All of the lines below are to be transcribed faithfully, with pictures excluded from the copy.
::: Materials provided :::
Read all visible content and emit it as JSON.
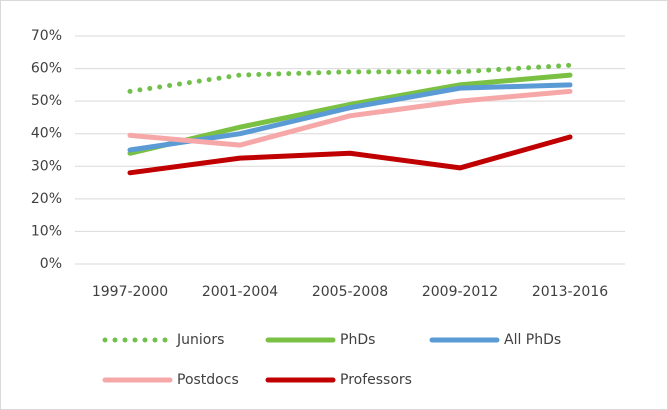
{
  "chart_data": {
    "type": "line",
    "categories": [
      "1997-2000",
      "2001-2004",
      "2005-2008",
      "2009-2012",
      "2013-2016"
    ],
    "series": [
      {
        "name": "Juniors",
        "color": "#70c04a",
        "style": "dotted",
        "values": [
          53,
          58,
          59,
          59,
          61
        ]
      },
      {
        "name": "PhDs",
        "color": "#7ac143",
        "style": "solid",
        "values": [
          34,
          42,
          49,
          55,
          58
        ]
      },
      {
        "name": "All PhDs",
        "color": "#5b9bd5",
        "style": "solid",
        "values": [
          35,
          40,
          48,
          54,
          55
        ]
      },
      {
        "name": "Postdocs",
        "color": "#f6a8a8",
        "style": "solid",
        "values": [
          39.5,
          36.5,
          45.5,
          50,
          53
        ]
      },
      {
        "name": "Professors",
        "color": "#c00000",
        "style": "solid",
        "values": [
          28,
          32.5,
          34,
          29.5,
          39
        ]
      }
    ],
    "ylim": [
      0,
      70
    ],
    "yticks": [
      {
        "value": 0,
        "label": "0%"
      },
      {
        "value": 10,
        "label": "10%"
      },
      {
        "value": 20,
        "label": "20%"
      },
      {
        "value": 30,
        "label": "30%"
      },
      {
        "value": 40,
        "label": "40%"
      },
      {
        "value": 50,
        "label": "50%"
      },
      {
        "value": 60,
        "label": "60%"
      },
      {
        "value": 70,
        "label": "70%"
      }
    ],
    "grid": true,
    "legend": "bottom"
  }
}
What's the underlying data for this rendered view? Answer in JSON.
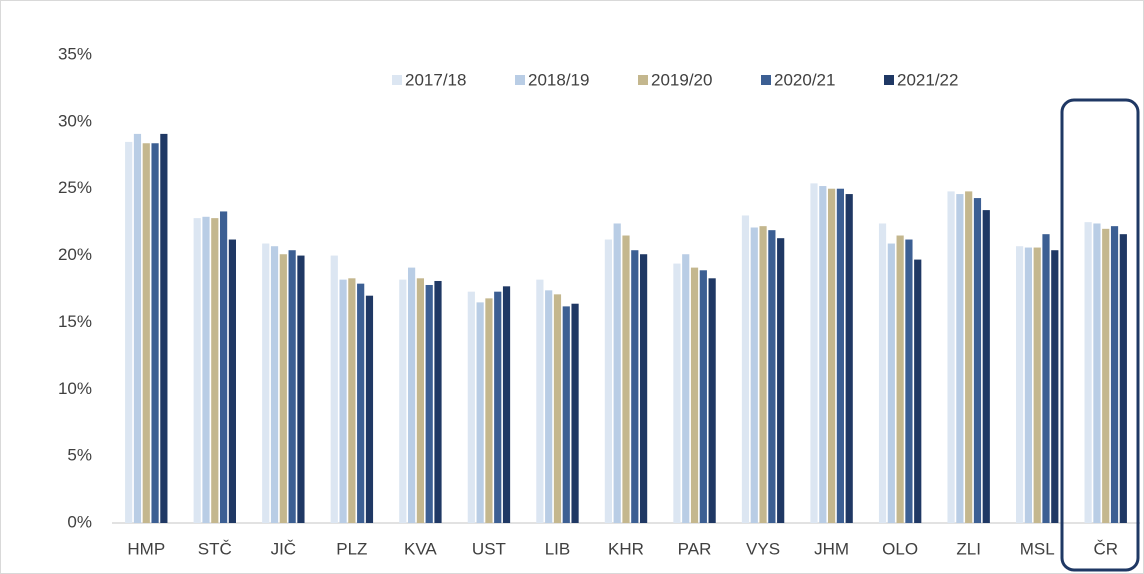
{
  "chart_data": {
    "type": "bar",
    "categories": [
      "HMP",
      "STČ",
      "JIČ",
      "PLZ",
      "KVA",
      "UST",
      "LIB",
      "KHR",
      "PAR",
      "VYS",
      "JHM",
      "OLO",
      "ZLI",
      "MSL",
      "ČR"
    ],
    "series": [
      {
        "name": "2017/18",
        "color": "#dce6f2",
        "values": [
          28.5,
          22.8,
          20.9,
          20.0,
          18.2,
          17.3,
          18.2,
          21.2,
          19.4,
          23.0,
          25.4,
          22.4,
          24.8,
          20.7,
          22.5
        ]
      },
      {
        "name": "2018/19",
        "color": "#b9cde5",
        "values": [
          29.1,
          22.9,
          20.7,
          18.2,
          19.1,
          16.5,
          17.4,
          22.4,
          20.1,
          22.1,
          25.2,
          20.9,
          24.6,
          20.6,
          22.4
        ]
      },
      {
        "name": "2019/20",
        "color": "#c4b78e",
        "values": [
          28.4,
          22.8,
          20.1,
          18.3,
          18.3,
          16.8,
          17.1,
          21.5,
          19.1,
          22.2,
          25.0,
          21.5,
          24.8,
          20.6,
          22.0
        ]
      },
      {
        "name": "2020/21",
        "color": "#3c5f93",
        "values": [
          28.4,
          23.3,
          20.4,
          17.9,
          17.8,
          17.3,
          16.2,
          20.4,
          18.9,
          21.9,
          25.0,
          21.2,
          24.3,
          21.6,
          22.2
        ]
      },
      {
        "name": "2021/22",
        "color": "#1f3864",
        "values": [
          29.1,
          21.2,
          20.0,
          17.0,
          18.1,
          17.7,
          16.4,
          20.1,
          18.3,
          21.3,
          24.6,
          19.7,
          23.4,
          20.4,
          21.6
        ]
      }
    ],
    "ylim": [
      0,
      35
    ],
    "yticks": [
      {
        "value": 0,
        "label": "0%"
      },
      {
        "value": 5,
        "label": "5%"
      },
      {
        "value": 10,
        "label": "10%"
      },
      {
        "value": 15,
        "label": "15%"
      },
      {
        "value": 20,
        "label": "20%"
      },
      {
        "value": 25,
        "label": "25%"
      },
      {
        "value": 30,
        "label": "30%"
      },
      {
        "value": 35,
        "label": "35%"
      }
    ],
    "grid": false
  }
}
:::
* **Task result**
Read all visible content and emit it as JSON.
{
  "chart_data": {
    "type": "line",
    "categories": [
      "1997-2000",
      "2001-2004",
      "2005-2008",
      "2009-2012",
      "2013-2016"
    ],
    "series": [
      {
        "name": "Juniors",
        "color": "#70c04a",
        "style": "dotted",
        "values": [
          53,
          58,
          59,
          59,
          61
        ]
      },
      {
        "name": "PhDs",
        "color": "#7ac143",
        "style": "solid",
        "values": [
          34,
          42,
          49,
          55,
          58
        ]
      },
      {
        "name": "All PhDs",
        "color": "#5b9bd5",
        "style": "solid",
        "values": [
          35,
          40,
          48,
          54,
          55
        ]
      },
      {
        "name": "Postdocs",
        "color": "#f6a8a8",
        "style": "solid",
        "values": [
          39.5,
          36.5,
          45.5,
          50,
          53
        ]
      },
      {
        "name": "Professors",
        "color": "#c00000",
        "style": "solid",
        "values": [
          28,
          32.5,
          34,
          29.5,
          39
        ]
      }
    ],
    "ylim": [
      0,
      70
    ],
    "yticks": [
      {
        "value": 0,
        "label": "0%"
      },
      {
        "value": 10,
        "label": "10%"
      },
      {
        "value": 20,
        "label": "20%"
      },
      {
        "value": 30,
        "label": "30%"
      },
      {
        "value": 40,
        "label": "40%"
      },
      {
        "value": 50,
        "label": "50%"
      },
      {
        "value": 60,
        "label": "60%"
      },
      {
        "value": 70,
        "label": "70%"
      }
    ],
    "grid": true,
    "legend": "bottom"
  }
}
What's the underlying data for this rendered view? Answer in JSON.
{
  "chart_data": {
    "type": "bar",
    "categories": [
      "HMP",
      "STČ",
      "JIČ",
      "PLZ",
      "KVA",
      "UST",
      "LIB",
      "KHR",
      "PAR",
      "VYS",
      "JHM",
      "OLO",
      "ZLI",
      "MSL",
      "ČR"
    ],
    "series": [
      {
        "name": "2017/18",
        "color": "#dce6f2",
        "values": [
          28.5,
          22.8,
          20.9,
          20.0,
          18.2,
          17.3,
          18.2,
          21.2,
          19.4,
          23.0,
          25.4,
          22.4,
          24.8,
          20.7,
          22.5
        ]
      },
      {
        "name": "2018/19",
        "color": "#b9cde5",
        "values": [
          29.1,
          22.9,
          20.7,
          18.2,
          19.1,
          16.5,
          17.4,
          22.4,
          20.1,
          22.1,
          25.2,
          20.9,
          24.6,
          20.6,
          22.4
        ]
      },
      {
        "name": "2019/20",
        "color": "#c4b78e",
        "values": [
          28.4,
          22.8,
          20.1,
          18.3,
          18.3,
          16.8,
          17.1,
          21.5,
          19.1,
          22.2,
          25.0,
          21.5,
          24.8,
          20.6,
          22.0
        ]
      },
      {
        "name": "2020/21",
        "color": "#3c5f93",
        "values": [
          28.4,
          23.3,
          20.4,
          17.9,
          17.8,
          17.3,
          16.2,
          20.4,
          18.9,
          21.9,
          25.0,
          21.2,
          24.3,
          21.6,
          22.2
        ]
      },
      {
        "name": "2021/22",
        "color": "#1f3864",
        "values": [
          29.1,
          21.2,
          20.0,
          17.0,
          18.1,
          17.7,
          16.4,
          20.1,
          18.3,
          21.3,
          24.6,
          19.7,
          23.4,
          20.4,
          21.6
        ]
      }
    ],
    "ylim": [
      0,
      35
    ],
    "yticks": [
      {
        "value": 0,
        "label": "0%"
      },
      {
        "value": 5,
        "label": "5%"
      },
      {
        "value": 10,
        "label": "10%"
      },
      {
        "value": 15,
        "label": "15%"
      },
      {
        "value": 20,
        "label": "20%"
      },
      {
        "value": 25,
        "label": "25%"
      },
      {
        "value": 30,
        "label": "30%"
      },
      {
        "value": 35,
        "label": "35%"
      }
    ],
    "grid": false
  }
}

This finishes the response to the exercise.